● **Exercise brief**
Every entry should be repeated exactly. Omit the pictures.

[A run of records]
__________________________________________________

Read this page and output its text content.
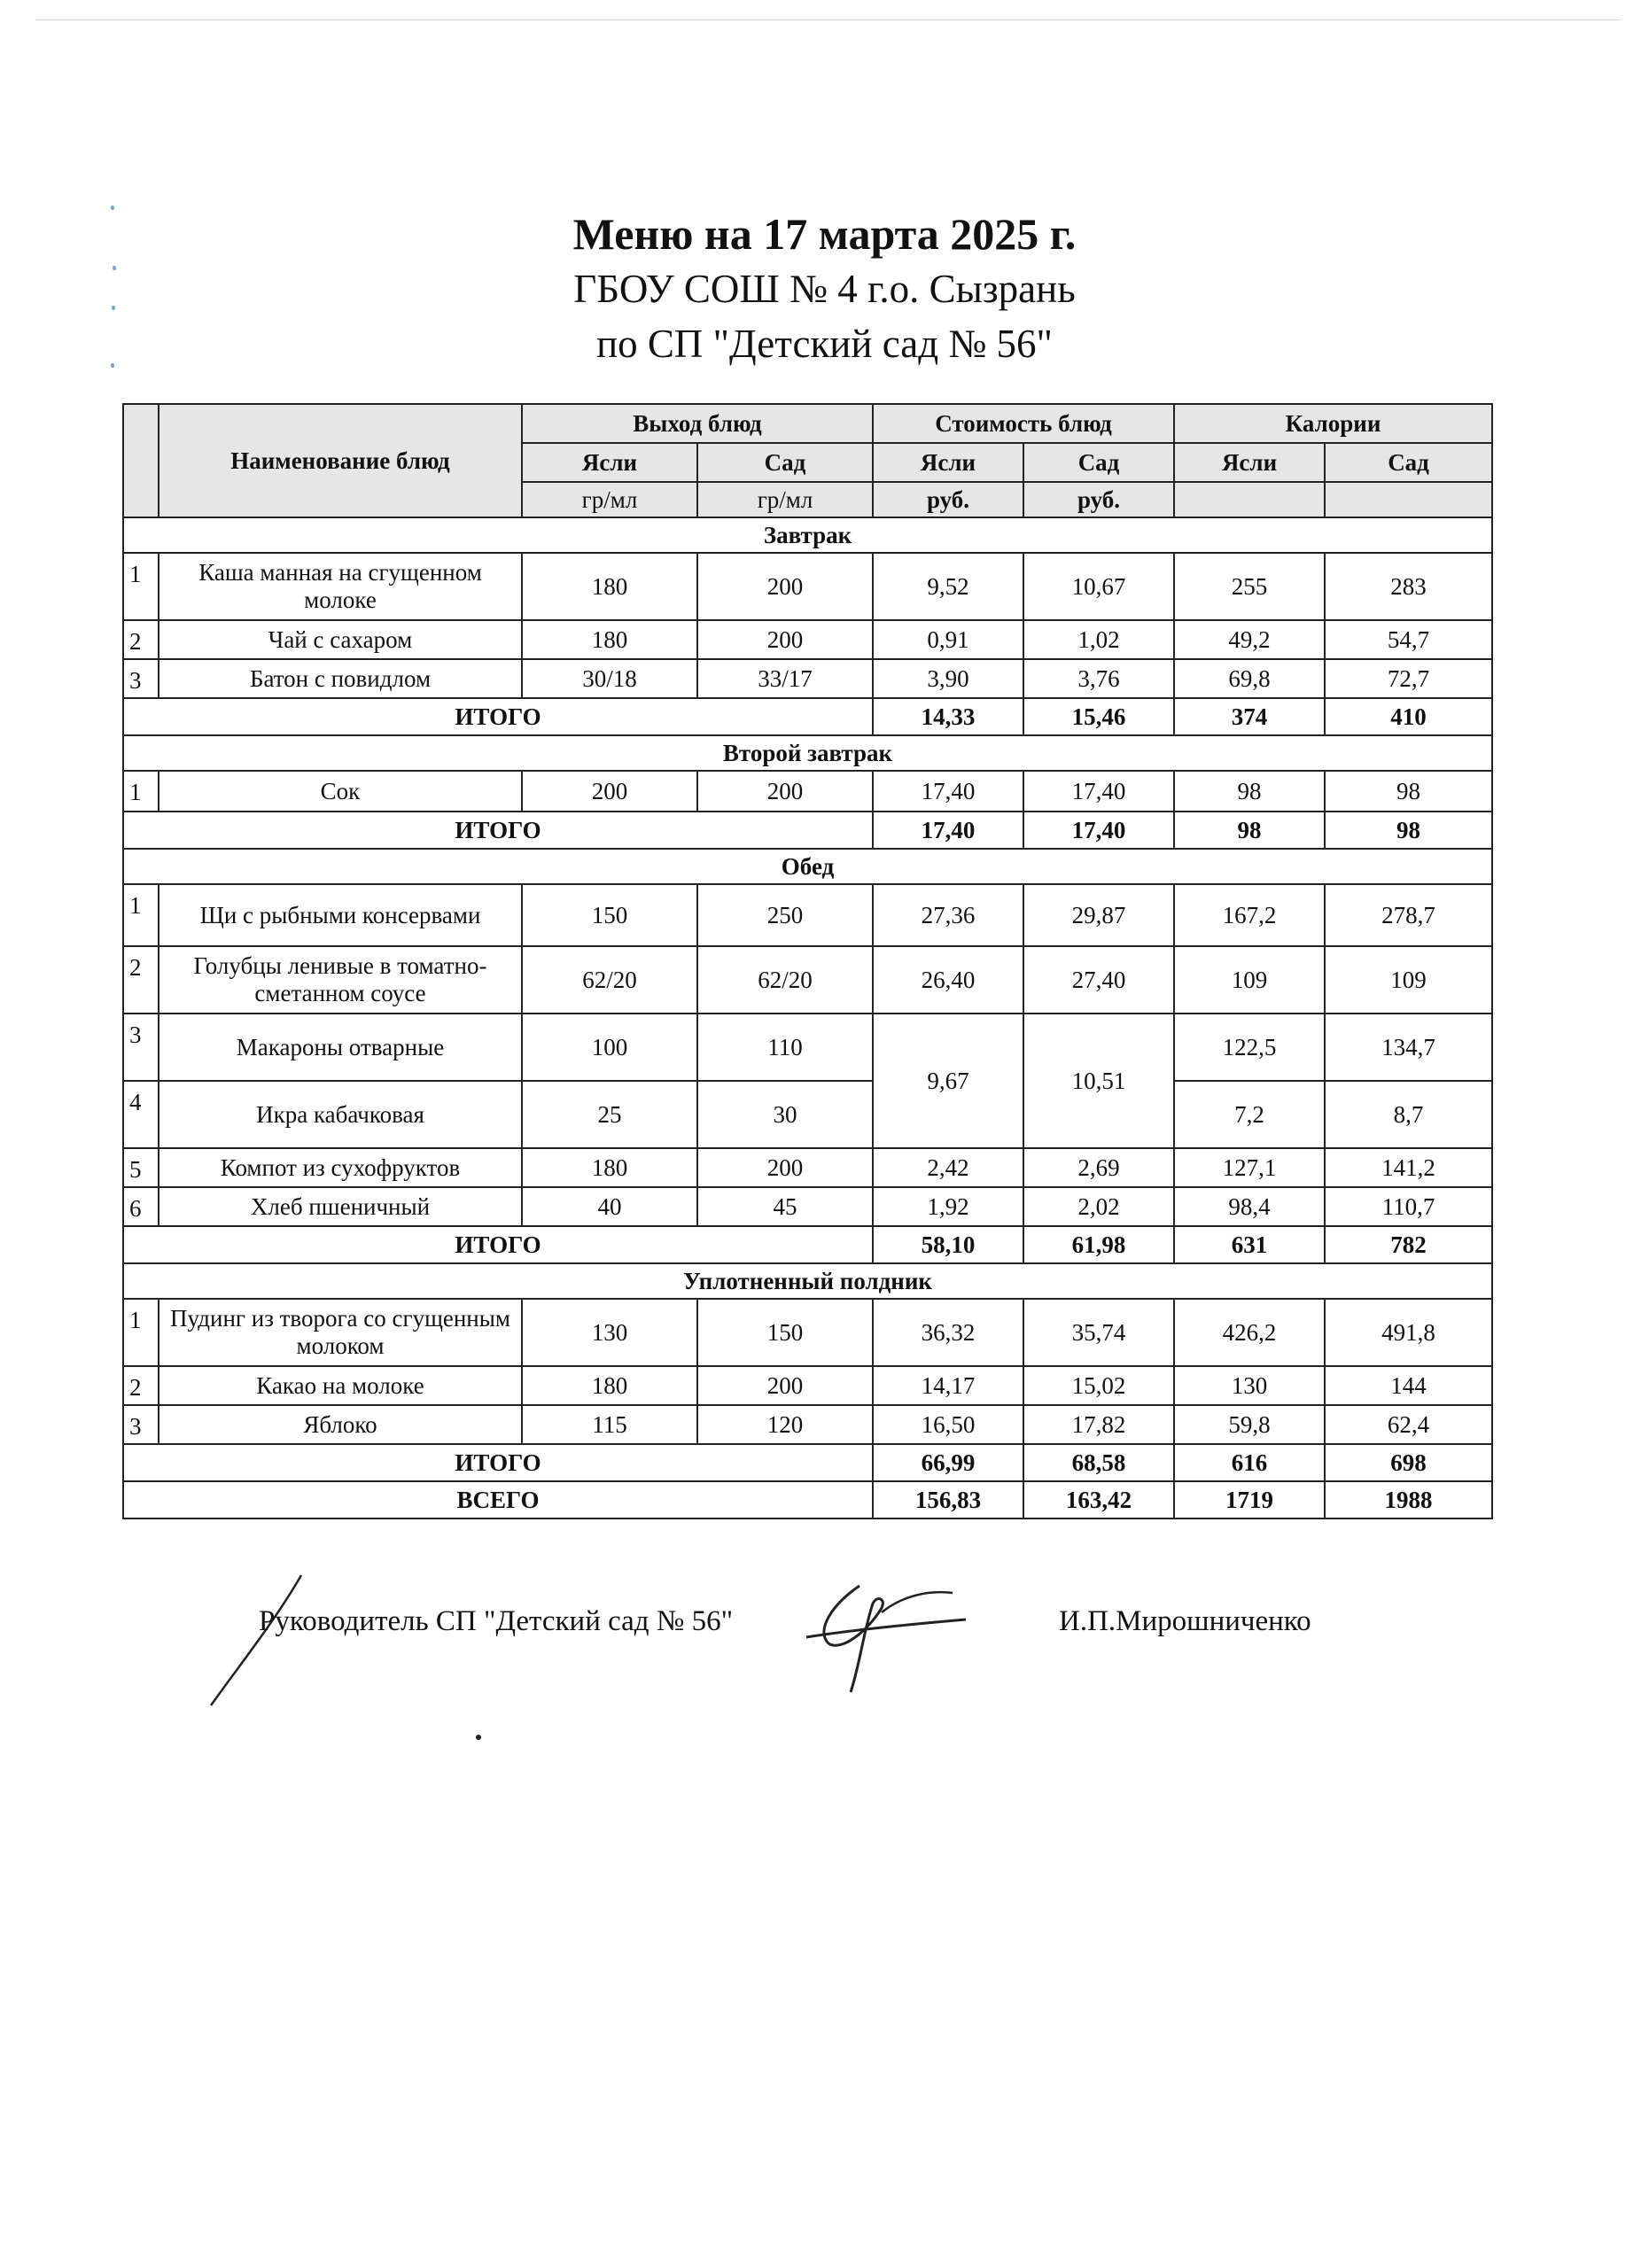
Меню на 17 марта 2025 г.
ГБОУ СОШ № 4 г.о. Сызрань
по СП "Детский сад № 56"
	Наименование блюд	Выход блюд		Стоимость блюд		Калории	
		Ясли	Сад	Ясли	Сад	Ясли	Сад
		гр/мл	гр/мл	руб.	руб.		
Завтрак							
1	Каша манная на сгущенном молоке	180	200	9,52	10,67	255	283
2	Чай с сахаром	180	200	0,91	1,02	49,2	54,7
3	Батон с повидлом	30/18	33/17	3,90	3,76	69,8	72,7
ИТОГО				14,33	15,46	374	410
Второй завтрак							
1	Сок	200	200	17,40	17,40	98	98
ИТОГО				17,40	17,40	98	98
Обед							
1	Щи с рыбными консервами	150	250	27,36	29,87	167,2	278,7
2	Голубцы ленивые в томатно-сметанном соусе	62/20	62/20	26,40	27,40	109	109
3	Макароны отварные	100	110	9,67	10,51	122,5	134,7
4	Икра кабачковая	25	30			7,2	8,7
5	Компот из сухофруктов	180	200	2,42	2,69	127,1	141,2
6	Хлеб пшеничный	40	45	1,92	2,02	98,4	110,7
ИТОГО				58,10	61,98	631	782
Уплотненный полдник							
1	Пудинг из творога со сгущенным молоком	130	150	36,32	35,74	426,2	491,8
2	Какао на молоке	180	200	14,17	15,02	130	144
3	Яблоко	115	120	16,50	17,82	59,8	62,4
ИТОГО				66,99	68,58	616	698
ВСЕГО				156,83	163,42	1719	1988
Руководитель СП "Детский сад № 56"	И.П.Мирошниченко
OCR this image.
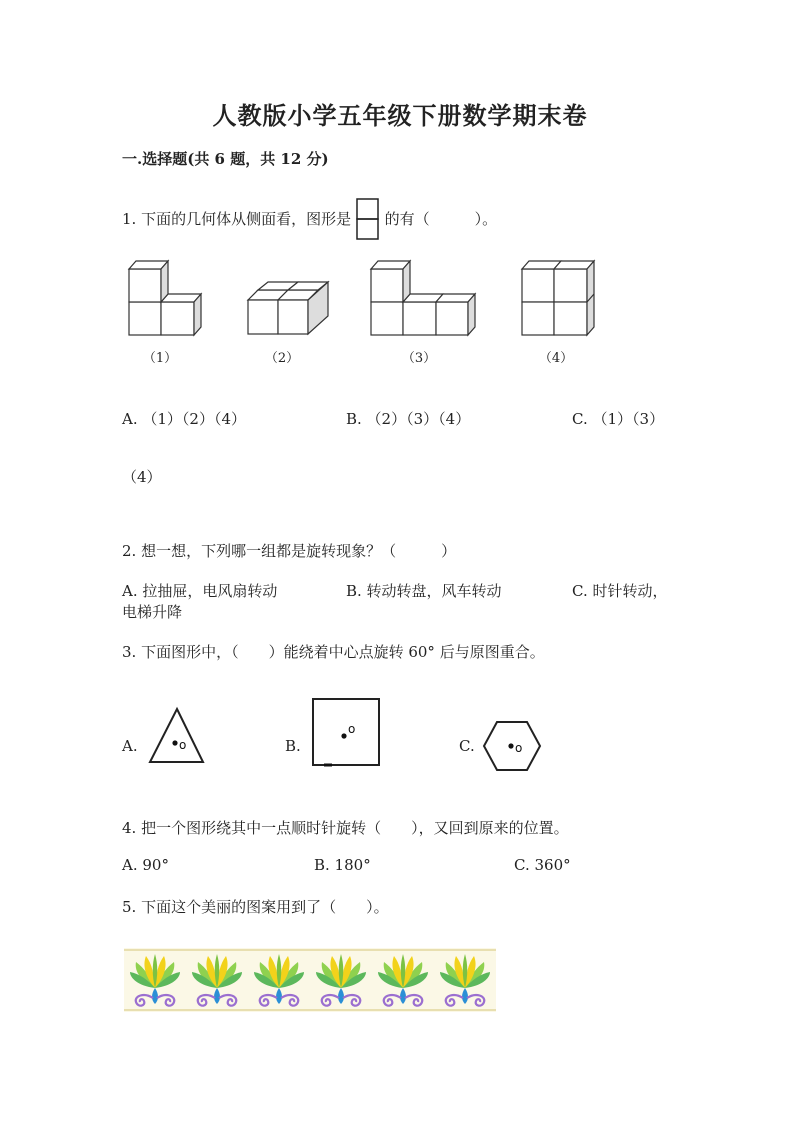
人教版小学五年级下册数学期末卷
一.选择题(共 6 题，共 12 分)
1. 下面的几何体从侧面看，图形是 的有（　　　）。
（1）	（2）	（3）	（4）
A. （1）（2）（4）	B. （2）（3）（4）	C. （1）（3）
（4）
2. 想一想，下列哪一组都是旋转现象？（　　　）
A. 拉抽屉，电风扇转动	B. 转动转盘，风车转动	C. 时针转动，
电梯升降
3. 下面图形中，（　　）能绕着中心点旋转 60° 后与原图重合。
A.	o	B.
o
C.	o
4. 把一个图形绕其中一点顺时针旋转（　　），又回到原来的位置。
A. 90°	B. 180°	C. 360°
5. 下面这个美丽的图案用到了（　　）。
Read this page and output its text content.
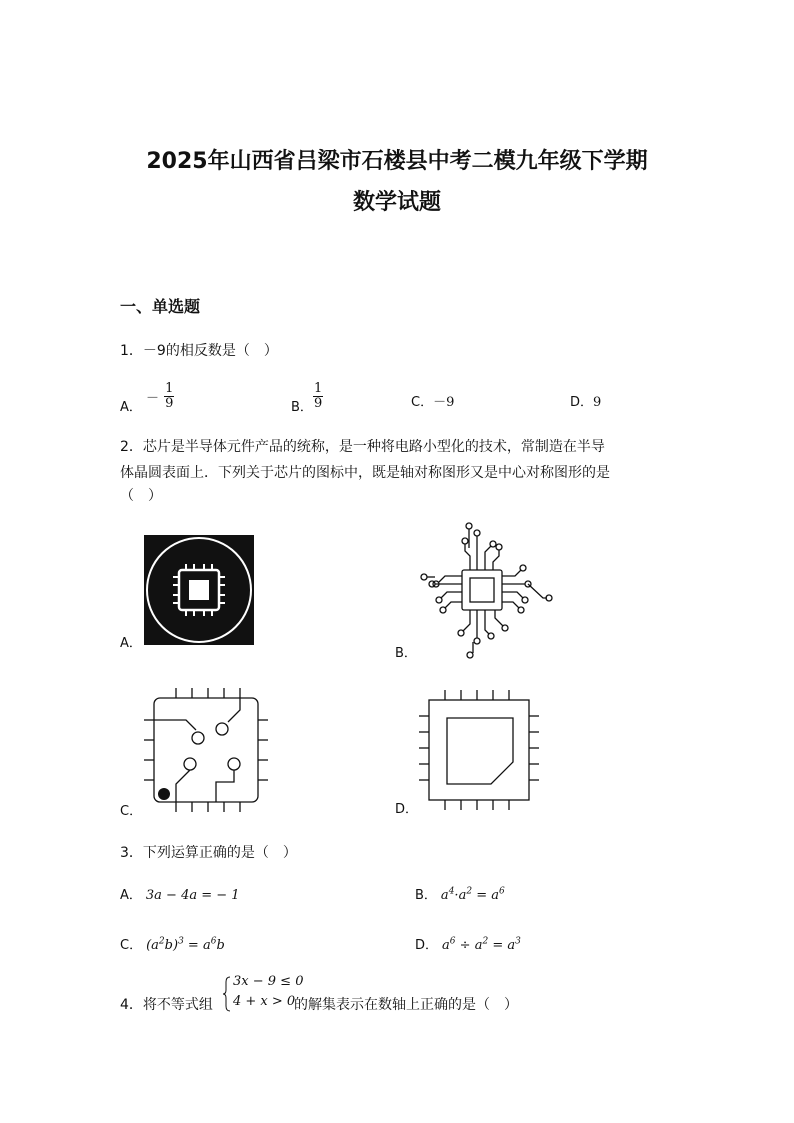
2025年山西省吕梁市石楼县中考二模九年级下学期
数学试题
一、单选题
1．－9的相反数是（　）
A．
－ $\frac{1}{9}$	B． $\frac{1}{9}$	C．－9	D．9
2．芯片是半导体元件产品的统称，是一种将电路小型化的技术，常制造在半导
体晶圆表面上．下列关于芯片的图标中，既是轴对称图形又是中心对称图形的是
（　）
A．
B．
C．	D．
3．下列运算正确的是（　）
A． 3a − 4a = − 1	B． $a^4\cdot a^2 = a^6$
C． $(a^2b)^3 = a^6b$	D． $a^6 \div a^2 = a^3$
4．将不等式组
3x − 9 ≤ 0
4 + x > 0
的解集表示在数轴上正确的是（　）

__________________________________________________

● **Full output**
Read this page and output its text content.
Меню на 17 марта 2025 г.
ГБОУ СОШ № 4 г.о. Сызрань
по СП "Детский сад № 56"
	Наименование блюд	Выход блюд		Стоимость блюд		Калории	
		Ясли	Сад	Ясли	Сад	Ясли	Сад
		гр/мл	гр/мл	руб.	руб.		
Завтрак							
1	Каша манная на сгущенном молоке	180	200	9,52	10,67	255	283
2	Чай с сахаром	180	200	0,91	1,02	49,2	54,7
3	Батон с повидлом	30/18	33/17	3,90	3,76	69,8	72,7
ИТОГО				14,33	15,46	374	410
Второй завтрак							
1	Сок	200	200	17,40	17,40	98	98
ИТОГО				17,40	17,40	98	98
Обед							
1	Щи с рыбными консервами	150	250	27,36	29,87	167,2	278,7
2	Голубцы ленивые в томатно-сметанном соусе	62/20	62/20	26,40	27,40	109	109
3	Макароны отварные	100	110	9,67	10,51	122,5	134,7
4	Икра кабачковая	25	30			7,2	8,7
5	Компот из сухофруктов	180	200	2,42	2,69	127,1	141,2
6	Хлеб пшеничный	40	45	1,92	2,02	98,4	110,7
ИТОГО				58,10	61,98	631	782
Уплотненный полдник							
1	Пудинг из творога со сгущенным молоком	130	150	36,32	35,74	426,2	491,8
2	Какао на молоке	180	200	14,17	15,02	130	144
3	Яблоко	115	120	16,50	17,82	59,8	62,4
ИТОГО				66,99	68,58	616	698
ВСЕГО				156,83	163,42	1719	1988
Руководитель СП "Детский сад № 56"	И.П.Мирошниченко
OCR this image.
人教版小学五年级下册数学期末卷
一.选择题(共 6 题，共 12 分)
1. 下面的几何体从侧面看，图形是 的有（　　　）。
（1）	（2）	（3）	（4）
A. （1）（2）（4）	B. （2）（3）（4）	C. （1）（3）
（4）
2. 想一想，下列哪一组都是旋转现象？（　　　）
A. 拉抽屉，电风扇转动	B. 转动转盘，风车转动	C. 时针转动，
电梯升降
3. 下面图形中，（　　）能绕着中心点旋转 60° 后与原图重合。
A.	o	B.
o
C.	o
4. 把一个图形绕其中一点顺时针旋转（　　），又回到原来的位置。
A. 90°	B. 180°	C. 360°
5. 下面这个美丽的图案用到了（　　）。
Read this page and output its text content.
2025年山西省吕梁市石楼县中考二模九年级下学期
数学试题
一、单选题
1．－9的相反数是（　）
A．
－ $\frac{1}{9}$	B． $\frac{1}{9}$	C．－9	D．9
2．芯片是半导体元件产品的统称，是一种将电路小型化的技术，常制造在半导
体晶圆表面上．下列关于芯片的图标中，既是轴对称图形又是中心对称图形的是
（　）
A．
B．
C．	D．
3．下列运算正确的是（　）
A． 3a − 4a = − 1	B． $a^4\cdot a^2 = a^6$
C． $(a^2b)^3 = a^6b$	D． $a^6 \div a^2 = a^3$
4．将不等式组
3x − 9 ≤ 0
4 + x > 0
的解集表示在数轴上正确的是（　）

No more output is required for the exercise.